Given exercise. Exactly repeat the full listing that follows.

Records for this task.
-- Start --
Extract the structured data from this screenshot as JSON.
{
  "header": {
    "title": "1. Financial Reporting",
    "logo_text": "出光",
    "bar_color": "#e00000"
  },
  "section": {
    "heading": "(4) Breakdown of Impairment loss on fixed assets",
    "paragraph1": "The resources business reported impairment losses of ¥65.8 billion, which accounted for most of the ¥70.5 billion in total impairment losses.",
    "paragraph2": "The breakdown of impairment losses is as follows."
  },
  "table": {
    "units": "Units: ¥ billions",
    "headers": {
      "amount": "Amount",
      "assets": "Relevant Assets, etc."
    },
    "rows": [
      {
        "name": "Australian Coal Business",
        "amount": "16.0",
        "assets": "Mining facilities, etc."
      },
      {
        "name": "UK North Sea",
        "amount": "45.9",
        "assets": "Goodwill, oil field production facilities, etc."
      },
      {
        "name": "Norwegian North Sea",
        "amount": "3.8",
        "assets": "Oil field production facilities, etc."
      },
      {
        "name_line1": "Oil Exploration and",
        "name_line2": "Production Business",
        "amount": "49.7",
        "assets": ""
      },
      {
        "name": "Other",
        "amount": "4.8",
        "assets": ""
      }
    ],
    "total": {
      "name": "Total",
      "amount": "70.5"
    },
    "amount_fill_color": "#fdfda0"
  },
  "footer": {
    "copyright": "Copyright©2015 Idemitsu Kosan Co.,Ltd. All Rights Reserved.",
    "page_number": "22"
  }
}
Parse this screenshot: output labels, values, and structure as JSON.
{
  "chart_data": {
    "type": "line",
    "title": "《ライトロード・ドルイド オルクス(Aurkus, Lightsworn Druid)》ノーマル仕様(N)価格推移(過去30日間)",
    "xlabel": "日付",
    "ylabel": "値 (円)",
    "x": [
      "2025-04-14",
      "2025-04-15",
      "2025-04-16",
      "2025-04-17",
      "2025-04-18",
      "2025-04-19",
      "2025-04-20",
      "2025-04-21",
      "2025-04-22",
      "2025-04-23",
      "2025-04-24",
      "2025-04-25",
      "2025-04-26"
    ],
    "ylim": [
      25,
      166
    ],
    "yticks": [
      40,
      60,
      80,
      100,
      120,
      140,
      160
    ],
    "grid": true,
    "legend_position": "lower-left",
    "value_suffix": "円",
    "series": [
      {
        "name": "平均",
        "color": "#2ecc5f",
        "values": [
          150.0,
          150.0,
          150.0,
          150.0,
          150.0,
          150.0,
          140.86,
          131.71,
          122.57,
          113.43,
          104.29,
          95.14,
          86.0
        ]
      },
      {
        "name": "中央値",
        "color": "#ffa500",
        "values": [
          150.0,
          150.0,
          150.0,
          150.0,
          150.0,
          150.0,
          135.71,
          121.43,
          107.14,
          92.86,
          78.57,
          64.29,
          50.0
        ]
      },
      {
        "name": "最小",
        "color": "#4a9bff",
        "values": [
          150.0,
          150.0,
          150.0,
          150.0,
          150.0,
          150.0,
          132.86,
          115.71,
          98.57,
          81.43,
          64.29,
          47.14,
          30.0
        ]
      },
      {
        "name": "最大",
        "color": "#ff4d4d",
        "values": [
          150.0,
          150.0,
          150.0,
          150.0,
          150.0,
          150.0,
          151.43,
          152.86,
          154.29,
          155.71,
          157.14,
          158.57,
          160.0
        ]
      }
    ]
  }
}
-- End --
Output of the task.
Extract the structured data from this screenshot as JSON.
{
  "header": {
    "title": "1. Financial Reporting",
    "logo_text": "出光",
    "bar_color": "#e00000"
  },
  "section": {
    "heading": "(4) Breakdown of Impairment loss on fixed assets",
    "paragraph1": "The resources business reported impairment losses of ¥65.8 billion, which accounted for most of the ¥70.5 billion in total impairment losses.",
    "paragraph2": "The breakdown of impairment losses is as follows."
  },
  "table": {
    "units": "Units: ¥ billions",
    "headers": {
      "amount": "Amount",
      "assets": "Relevant Assets, etc."
    },
    "rows": [
      {
        "name": "Australian Coal Business",
        "amount": "16.0",
        "assets": "Mining facilities, etc."
      },
      {
        "name": "UK North Sea",
        "amount": "45.9",
        "assets": "Goodwill, oil field production facilities, etc."
      },
      {
        "name": "Norwegian North Sea",
        "amount": "3.8",
        "assets": "Oil field production facilities, etc."
      },
      {
        "name_line1": "Oil Exploration and",
        "name_line2": "Production Business",
        "amount": "49.7",
        "assets": ""
      },
      {
        "name": "Other",
        "amount": "4.8",
        "assets": ""
      }
    ],
    "total": {
      "name": "Total",
      "amount": "70.5"
    },
    "amount_fill_color": "#fdfda0"
  },
  "footer": {
    "copyright": "Copyright©2015 Idemitsu Kosan Co.,Ltd. All Rights Reserved.",
    "page_number": "22"
  }
}
Parse this screenshot: output labels, values, and structure as JSON.
{
  "chart_data": {
    "type": "line",
    "title": "《ライトロード・ドルイド オルクス(Aurkus, Lightsworn Druid)》ノーマル仕様(N)価格推移(過去30日間)",
    "xlabel": "日付",
    "ylabel": "値 (円)",
    "x": [
      "2025-04-14",
      "2025-04-15",
      "2025-04-16",
      "2025-04-17",
      "2025-04-18",
      "2025-04-19",
      "2025-04-20",
      "2025-04-21",
      "2025-04-22",
      "2025-04-23",
      "2025-04-24",
      "2025-04-25",
      "2025-04-26"
    ],
    "ylim": [
      25,
      166
    ],
    "yticks": [
      40,
      60,
      80,
      100,
      120,
      140,
      160
    ],
    "grid": true,
    "legend_position": "lower-left",
    "value_suffix": "円",
    "series": [
      {
        "name": "平均",
        "color": "#2ecc5f",
        "values": [
          150.0,
          150.0,
          150.0,
          150.0,
          150.0,
          150.0,
          140.86,
          131.71,
          122.57,
          113.43,
          104.29,
          95.14,
          86.0
        ]
      },
      {
        "name": "中央値",
        "color": "#ffa500",
        "values": [
          150.0,
          150.0,
          150.0,
          150.0,
          150.0,
          150.0,
          135.71,
          121.43,
          107.14,
          92.86,
          78.57,
          64.29,
          50.0
        ]
      },
      {
        "name": "最小",
        "color": "#4a9bff",
        "values": [
          150.0,
          150.0,
          150.0,
          150.0,
          150.0,
          150.0,
          132.86,
          115.71,
          98.57,
          81.43,
          64.29,
          47.14,
          30.0
        ]
      },
      {
        "name": "最大",
        "color": "#ff4d4d",
        "values": [
          150.0,
          150.0,
          150.0,
          150.0,
          150.0,
          150.0,
          151.43,
          152.86,
          154.29,
          155.71,
          157.14,
          158.57,
          160.0
        ]
      }
    ]
  }
}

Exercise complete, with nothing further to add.